▸ **WHAT YOU ARE ASKED TO DO**
What follows is a set of records, each of which is to be written out exactly.

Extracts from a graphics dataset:
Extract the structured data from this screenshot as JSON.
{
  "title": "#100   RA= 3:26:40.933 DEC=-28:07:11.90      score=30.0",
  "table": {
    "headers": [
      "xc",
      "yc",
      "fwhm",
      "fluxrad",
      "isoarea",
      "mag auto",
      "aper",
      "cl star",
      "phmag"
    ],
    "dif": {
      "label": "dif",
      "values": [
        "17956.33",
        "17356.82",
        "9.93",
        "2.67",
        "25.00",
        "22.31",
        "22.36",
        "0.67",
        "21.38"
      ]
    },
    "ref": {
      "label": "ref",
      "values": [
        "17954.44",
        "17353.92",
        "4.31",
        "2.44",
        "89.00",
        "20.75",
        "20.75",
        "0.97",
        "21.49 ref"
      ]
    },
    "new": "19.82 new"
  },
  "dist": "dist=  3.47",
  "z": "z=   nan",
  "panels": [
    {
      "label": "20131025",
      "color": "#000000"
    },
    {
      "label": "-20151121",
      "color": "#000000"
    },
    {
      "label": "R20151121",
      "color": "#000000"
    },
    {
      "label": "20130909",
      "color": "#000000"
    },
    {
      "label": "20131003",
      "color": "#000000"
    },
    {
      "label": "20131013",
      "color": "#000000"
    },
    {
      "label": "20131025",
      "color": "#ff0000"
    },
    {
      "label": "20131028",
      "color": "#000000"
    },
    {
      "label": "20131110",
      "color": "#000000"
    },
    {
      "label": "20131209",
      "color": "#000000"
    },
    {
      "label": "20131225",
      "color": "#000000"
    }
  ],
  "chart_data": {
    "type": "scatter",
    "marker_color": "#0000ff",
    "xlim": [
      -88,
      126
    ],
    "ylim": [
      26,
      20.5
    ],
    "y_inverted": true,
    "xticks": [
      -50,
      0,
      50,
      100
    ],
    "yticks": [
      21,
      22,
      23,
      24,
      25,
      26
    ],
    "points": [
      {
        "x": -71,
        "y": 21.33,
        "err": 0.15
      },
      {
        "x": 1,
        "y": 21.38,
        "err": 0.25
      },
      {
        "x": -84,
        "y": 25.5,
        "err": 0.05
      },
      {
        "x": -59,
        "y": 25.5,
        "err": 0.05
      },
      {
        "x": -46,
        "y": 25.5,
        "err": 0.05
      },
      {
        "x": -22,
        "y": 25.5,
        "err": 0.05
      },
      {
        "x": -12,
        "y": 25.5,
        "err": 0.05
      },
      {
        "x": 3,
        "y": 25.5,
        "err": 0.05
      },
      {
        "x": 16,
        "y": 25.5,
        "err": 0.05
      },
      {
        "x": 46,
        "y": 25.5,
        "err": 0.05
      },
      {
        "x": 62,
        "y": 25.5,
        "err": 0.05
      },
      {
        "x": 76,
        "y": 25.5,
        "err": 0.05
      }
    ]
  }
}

▸ **SOLUTION TO THE PROBLEM**
Extract the structured data from this screenshot as JSON.
{
  "title": "#100   RA= 3:26:40.933 DEC=-28:07:11.90      score=30.0",
  "table": {
    "headers": [
      "xc",
      "yc",
      "fwhm",
      "fluxrad",
      "isoarea",
      "mag auto",
      "aper",
      "cl star",
      "phmag"
    ],
    "dif": {
      "label": "dif",
      "values": [
        "17956.33",
        "17356.82",
        "9.93",
        "2.67",
        "25.00",
        "22.31",
        "22.36",
        "0.67",
        "21.38"
      ]
    },
    "ref": {
      "label": "ref",
      "values": [
        "17954.44",
        "17353.92",
        "4.31",
        "2.44",
        "89.00",
        "20.75",
        "20.75",
        "0.97",
        "21.49 ref"
      ]
    },
    "new": "19.82 new"
  },
  "dist": "dist=  3.47",
  "z": "z=   nan",
  "panels": [
    {
      "label": "20131025",
      "color": "#000000"
    },
    {
      "label": "-20151121",
      "color": "#000000"
    },
    {
      "label": "R20151121",
      "color": "#000000"
    },
    {
      "label": "20130909",
      "color": "#000000"
    },
    {
      "label": "20131003",
      "color": "#000000"
    },
    {
      "label": "20131013",
      "color": "#000000"
    },
    {
      "label": "20131025",
      "color": "#ff0000"
    },
    {
      "label": "20131028",
      "color": "#000000"
    },
    {
      "label": "20131110",
      "color": "#000000"
    },
    {
      "label": "20131209",
      "color": "#000000"
    },
    {
      "label": "20131225",
      "color": "#000000"
    }
  ],
  "chart_data": {
    "type": "scatter",
    "marker_color": "#0000ff",
    "xlim": [
      -88,
      126
    ],
    "ylim": [
      26,
      20.5
    ],
    "y_inverted": true,
    "xticks": [
      -50,
      0,
      50,
      100
    ],
    "yticks": [
      21,
      22,
      23,
      24,
      25,
      26
    ],
    "points": [
      {
        "x": -71,
        "y": 21.33,
        "err": 0.15
      },
      {
        "x": 1,
        "y": 21.38,
        "err": 0.25
      },
      {
        "x": -84,
        "y": 25.5,
        "err": 0.05
      },
      {
        "x": -59,
        "y": 25.5,
        "err": 0.05
      },
      {
        "x": -46,
        "y": 25.5,
        "err": 0.05
      },
      {
        "x": -22,
        "y": 25.5,
        "err": 0.05
      },
      {
        "x": -12,
        "y": 25.5,
        "err": 0.05
      },
      {
        "x": 3,
        "y": 25.5,
        "err": 0.05
      },
      {
        "x": 16,
        "y": 25.5,
        "err": 0.05
      },
      {
        "x": 46,
        "y": 25.5,
        "err": 0.05
      },
      {
        "x": 62,
        "y": 25.5,
        "err": 0.05
      },
      {
        "x": 76,
        "y": 25.5,
        "err": 0.05
      }
    ]
  }
}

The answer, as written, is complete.